The input:

++++++++

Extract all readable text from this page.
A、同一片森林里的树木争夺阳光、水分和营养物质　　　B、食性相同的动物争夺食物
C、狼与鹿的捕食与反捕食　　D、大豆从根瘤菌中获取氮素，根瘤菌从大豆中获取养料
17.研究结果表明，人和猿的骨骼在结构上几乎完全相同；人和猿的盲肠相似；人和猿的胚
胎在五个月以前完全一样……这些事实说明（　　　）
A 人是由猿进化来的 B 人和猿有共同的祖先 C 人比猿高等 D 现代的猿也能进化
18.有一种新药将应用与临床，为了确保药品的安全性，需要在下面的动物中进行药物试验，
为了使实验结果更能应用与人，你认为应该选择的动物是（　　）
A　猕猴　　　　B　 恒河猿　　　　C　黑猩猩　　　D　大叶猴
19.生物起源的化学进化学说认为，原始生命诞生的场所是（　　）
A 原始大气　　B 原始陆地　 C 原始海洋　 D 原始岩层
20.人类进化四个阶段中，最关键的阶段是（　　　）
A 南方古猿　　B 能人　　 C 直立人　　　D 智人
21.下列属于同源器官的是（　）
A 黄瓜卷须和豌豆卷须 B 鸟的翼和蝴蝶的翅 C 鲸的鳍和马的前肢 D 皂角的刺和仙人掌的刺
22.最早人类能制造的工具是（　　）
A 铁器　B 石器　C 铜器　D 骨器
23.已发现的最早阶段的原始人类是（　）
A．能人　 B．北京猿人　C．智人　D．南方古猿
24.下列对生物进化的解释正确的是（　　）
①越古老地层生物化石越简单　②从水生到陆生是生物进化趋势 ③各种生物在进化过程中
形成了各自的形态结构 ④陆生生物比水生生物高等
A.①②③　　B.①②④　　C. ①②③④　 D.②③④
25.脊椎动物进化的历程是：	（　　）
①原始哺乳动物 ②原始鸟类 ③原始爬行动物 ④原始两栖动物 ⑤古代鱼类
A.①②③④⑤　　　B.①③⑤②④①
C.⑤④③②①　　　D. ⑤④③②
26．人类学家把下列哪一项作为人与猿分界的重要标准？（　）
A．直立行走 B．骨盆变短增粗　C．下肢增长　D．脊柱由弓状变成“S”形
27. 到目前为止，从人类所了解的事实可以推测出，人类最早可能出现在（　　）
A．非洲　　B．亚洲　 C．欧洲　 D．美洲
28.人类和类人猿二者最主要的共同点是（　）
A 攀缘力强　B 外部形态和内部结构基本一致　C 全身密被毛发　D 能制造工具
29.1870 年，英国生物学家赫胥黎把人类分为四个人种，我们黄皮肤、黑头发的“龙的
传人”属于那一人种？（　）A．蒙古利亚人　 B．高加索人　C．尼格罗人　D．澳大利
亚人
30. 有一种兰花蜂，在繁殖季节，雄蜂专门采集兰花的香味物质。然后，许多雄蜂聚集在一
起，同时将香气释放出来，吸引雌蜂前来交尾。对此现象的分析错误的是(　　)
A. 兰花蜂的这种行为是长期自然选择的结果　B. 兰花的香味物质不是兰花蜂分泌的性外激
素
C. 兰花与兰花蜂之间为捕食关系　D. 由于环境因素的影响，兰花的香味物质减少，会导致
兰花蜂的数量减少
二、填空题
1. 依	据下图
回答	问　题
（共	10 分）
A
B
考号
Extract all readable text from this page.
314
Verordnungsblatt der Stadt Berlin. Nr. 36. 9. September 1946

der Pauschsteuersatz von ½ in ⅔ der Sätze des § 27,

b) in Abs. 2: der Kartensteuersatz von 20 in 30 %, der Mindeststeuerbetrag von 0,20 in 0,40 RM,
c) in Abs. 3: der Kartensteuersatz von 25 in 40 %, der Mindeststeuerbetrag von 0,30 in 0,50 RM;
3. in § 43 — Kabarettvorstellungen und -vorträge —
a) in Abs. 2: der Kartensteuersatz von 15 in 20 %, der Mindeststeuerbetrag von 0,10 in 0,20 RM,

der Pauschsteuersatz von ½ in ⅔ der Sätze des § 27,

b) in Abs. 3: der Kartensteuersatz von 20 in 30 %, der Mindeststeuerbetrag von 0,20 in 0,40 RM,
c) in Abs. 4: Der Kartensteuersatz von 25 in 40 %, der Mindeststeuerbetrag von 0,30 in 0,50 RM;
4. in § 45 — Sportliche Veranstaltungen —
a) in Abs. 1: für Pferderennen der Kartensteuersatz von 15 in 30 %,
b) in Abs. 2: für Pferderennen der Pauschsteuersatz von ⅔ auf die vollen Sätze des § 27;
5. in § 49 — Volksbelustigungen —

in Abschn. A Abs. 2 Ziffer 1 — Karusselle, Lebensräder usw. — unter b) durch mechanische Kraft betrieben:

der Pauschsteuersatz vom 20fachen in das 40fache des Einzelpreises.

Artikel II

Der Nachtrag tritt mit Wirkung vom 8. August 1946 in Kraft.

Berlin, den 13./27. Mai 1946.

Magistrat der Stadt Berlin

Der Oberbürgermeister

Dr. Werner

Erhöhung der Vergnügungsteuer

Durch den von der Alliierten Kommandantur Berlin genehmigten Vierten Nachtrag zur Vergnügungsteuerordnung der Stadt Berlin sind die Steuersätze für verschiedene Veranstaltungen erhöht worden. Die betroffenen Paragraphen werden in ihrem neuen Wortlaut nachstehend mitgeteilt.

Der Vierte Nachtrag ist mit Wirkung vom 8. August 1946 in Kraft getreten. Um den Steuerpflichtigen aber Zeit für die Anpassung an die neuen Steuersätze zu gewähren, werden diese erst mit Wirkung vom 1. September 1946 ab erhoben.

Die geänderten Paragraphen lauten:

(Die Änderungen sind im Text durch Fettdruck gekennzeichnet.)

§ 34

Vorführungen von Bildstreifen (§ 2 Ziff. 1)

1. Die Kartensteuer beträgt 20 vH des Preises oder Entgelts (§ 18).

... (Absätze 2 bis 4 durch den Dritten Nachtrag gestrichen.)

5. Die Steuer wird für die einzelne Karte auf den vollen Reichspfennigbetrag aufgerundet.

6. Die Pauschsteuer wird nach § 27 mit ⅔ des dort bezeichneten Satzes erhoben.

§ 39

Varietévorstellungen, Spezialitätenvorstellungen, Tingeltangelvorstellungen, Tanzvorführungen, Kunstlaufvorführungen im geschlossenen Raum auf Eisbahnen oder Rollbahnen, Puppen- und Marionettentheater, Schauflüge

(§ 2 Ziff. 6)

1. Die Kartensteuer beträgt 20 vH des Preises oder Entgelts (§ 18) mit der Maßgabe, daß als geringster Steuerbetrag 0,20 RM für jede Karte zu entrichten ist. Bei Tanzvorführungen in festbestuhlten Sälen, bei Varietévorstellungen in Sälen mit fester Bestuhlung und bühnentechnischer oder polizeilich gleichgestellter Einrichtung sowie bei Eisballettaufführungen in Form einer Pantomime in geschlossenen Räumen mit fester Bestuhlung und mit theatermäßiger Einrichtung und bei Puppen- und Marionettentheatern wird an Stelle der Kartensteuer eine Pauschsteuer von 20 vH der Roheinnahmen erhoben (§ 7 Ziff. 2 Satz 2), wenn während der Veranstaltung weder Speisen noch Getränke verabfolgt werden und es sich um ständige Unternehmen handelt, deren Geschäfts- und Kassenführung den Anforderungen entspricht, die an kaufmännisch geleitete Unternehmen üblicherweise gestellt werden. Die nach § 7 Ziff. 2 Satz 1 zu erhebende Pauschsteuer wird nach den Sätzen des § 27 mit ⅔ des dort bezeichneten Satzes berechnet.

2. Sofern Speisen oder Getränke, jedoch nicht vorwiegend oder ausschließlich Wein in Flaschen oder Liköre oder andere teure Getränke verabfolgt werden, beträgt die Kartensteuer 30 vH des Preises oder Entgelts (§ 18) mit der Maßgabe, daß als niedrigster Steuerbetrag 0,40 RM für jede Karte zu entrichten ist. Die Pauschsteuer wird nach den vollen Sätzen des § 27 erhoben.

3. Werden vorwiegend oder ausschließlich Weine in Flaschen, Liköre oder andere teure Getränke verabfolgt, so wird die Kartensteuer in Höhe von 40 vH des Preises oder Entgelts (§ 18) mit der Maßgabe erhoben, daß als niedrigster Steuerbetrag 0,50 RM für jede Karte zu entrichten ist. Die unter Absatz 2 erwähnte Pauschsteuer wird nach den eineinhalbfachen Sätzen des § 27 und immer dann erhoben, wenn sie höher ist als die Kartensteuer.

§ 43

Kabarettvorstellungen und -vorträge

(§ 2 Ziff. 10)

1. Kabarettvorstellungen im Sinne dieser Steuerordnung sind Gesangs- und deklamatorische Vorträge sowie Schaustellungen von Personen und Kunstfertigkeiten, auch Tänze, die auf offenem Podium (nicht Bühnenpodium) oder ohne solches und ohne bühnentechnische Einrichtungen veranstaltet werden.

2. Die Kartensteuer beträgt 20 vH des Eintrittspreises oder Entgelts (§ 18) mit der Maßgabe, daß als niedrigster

++++++++

Given task:
Report how many lines in the records above contain the word "neuen", giving only the number.

Full output:
2